DIRECTIONS FOR THIS TASK: Write every entry out again exactly, please, and skip the pictures.

TASK MATERIAL:
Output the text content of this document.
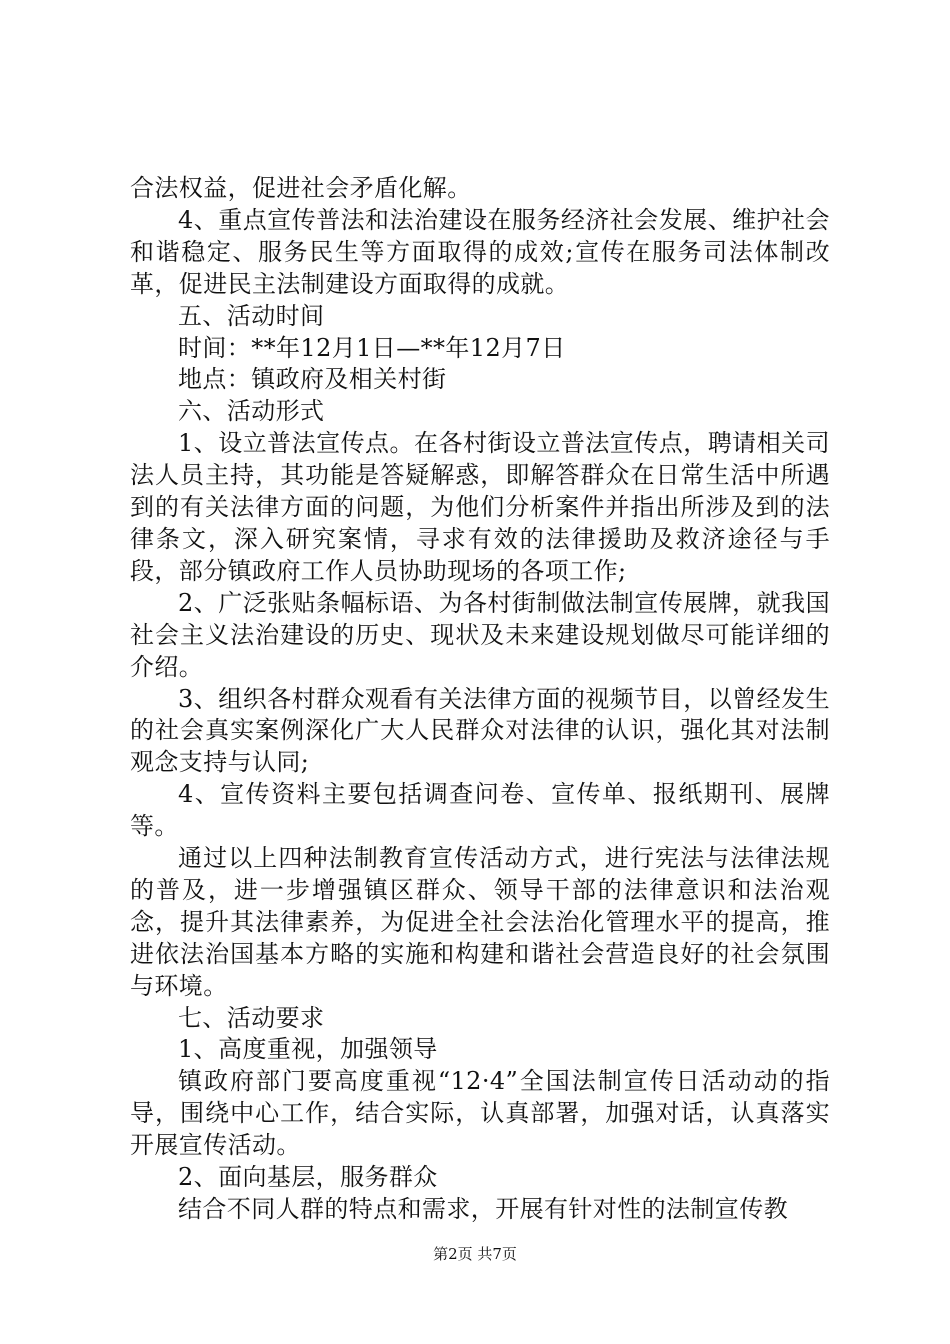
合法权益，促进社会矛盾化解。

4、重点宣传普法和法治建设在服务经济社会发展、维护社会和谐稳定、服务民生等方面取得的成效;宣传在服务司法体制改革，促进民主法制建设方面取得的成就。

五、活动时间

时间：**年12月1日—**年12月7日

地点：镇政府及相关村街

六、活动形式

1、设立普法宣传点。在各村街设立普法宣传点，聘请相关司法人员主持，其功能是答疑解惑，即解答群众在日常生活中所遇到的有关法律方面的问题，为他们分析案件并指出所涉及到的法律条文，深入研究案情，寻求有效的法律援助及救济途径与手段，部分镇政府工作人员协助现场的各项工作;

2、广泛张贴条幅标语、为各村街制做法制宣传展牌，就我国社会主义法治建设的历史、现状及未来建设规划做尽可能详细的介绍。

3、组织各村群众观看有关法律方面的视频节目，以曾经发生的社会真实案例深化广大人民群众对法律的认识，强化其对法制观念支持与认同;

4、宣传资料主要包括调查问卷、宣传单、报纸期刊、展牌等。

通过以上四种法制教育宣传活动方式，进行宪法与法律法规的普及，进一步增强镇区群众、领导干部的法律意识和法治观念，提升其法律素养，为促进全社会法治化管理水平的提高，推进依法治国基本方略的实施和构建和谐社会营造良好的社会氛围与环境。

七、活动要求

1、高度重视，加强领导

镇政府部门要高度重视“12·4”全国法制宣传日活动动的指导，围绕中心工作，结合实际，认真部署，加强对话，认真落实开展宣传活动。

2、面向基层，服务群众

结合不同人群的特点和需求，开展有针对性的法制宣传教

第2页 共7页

SOLUTION TO THIS TASK:
Output the text content of this document.
合法权益，促进社会矛盾化解。

4、重点宣传普法和法治建设在服务经济社会发展、维护社会和谐稳定、服务民生等方面取得的成效;宣传在服务司法体制改革，促进民主法制建设方面取得的成就。

五、活动时间

时间：**年12月1日—**年12月7日

地点：镇政府及相关村街

六、活动形式

1、设立普法宣传点。在各村街设立普法宣传点，聘请相关司法人员主持，其功能是答疑解惑，即解答群众在日常生活中所遇到的有关法律方面的问题，为他们分析案件并指出所涉及到的法律条文，深入研究案情，寻求有效的法律援助及救济途径与手段，部分镇政府工作人员协助现场的各项工作;

2、广泛张贴条幅标语、为各村街制做法制宣传展牌，就我国社会主义法治建设的历史、现状及未来建设规划做尽可能详细的介绍。

3、组织各村群众观看有关法律方面的视频节目，以曾经发生的社会真实案例深化广大人民群众对法律的认识，强化其对法制观念支持与认同;

4、宣传资料主要包括调查问卷、宣传单、报纸期刊、展牌等。

通过以上四种法制教育宣传活动方式，进行宪法与法律法规的普及，进一步增强镇区群众、领导干部的法律意识和法治观念，提升其法律素养，为促进全社会法治化管理水平的提高，推进依法治国基本方略的实施和构建和谐社会营造良好的社会氛围与环境。

七、活动要求

1、高度重视，加强领导

镇政府部门要高度重视“12·4”全国法制宣传日活动动的指导，围绕中心工作，结合实际，认真部署，加强对话，认真落实开展宣传活动。

2、面向基层，服务群众

结合不同人群的特点和需求，开展有针对性的法制宣传教

第2页 共7页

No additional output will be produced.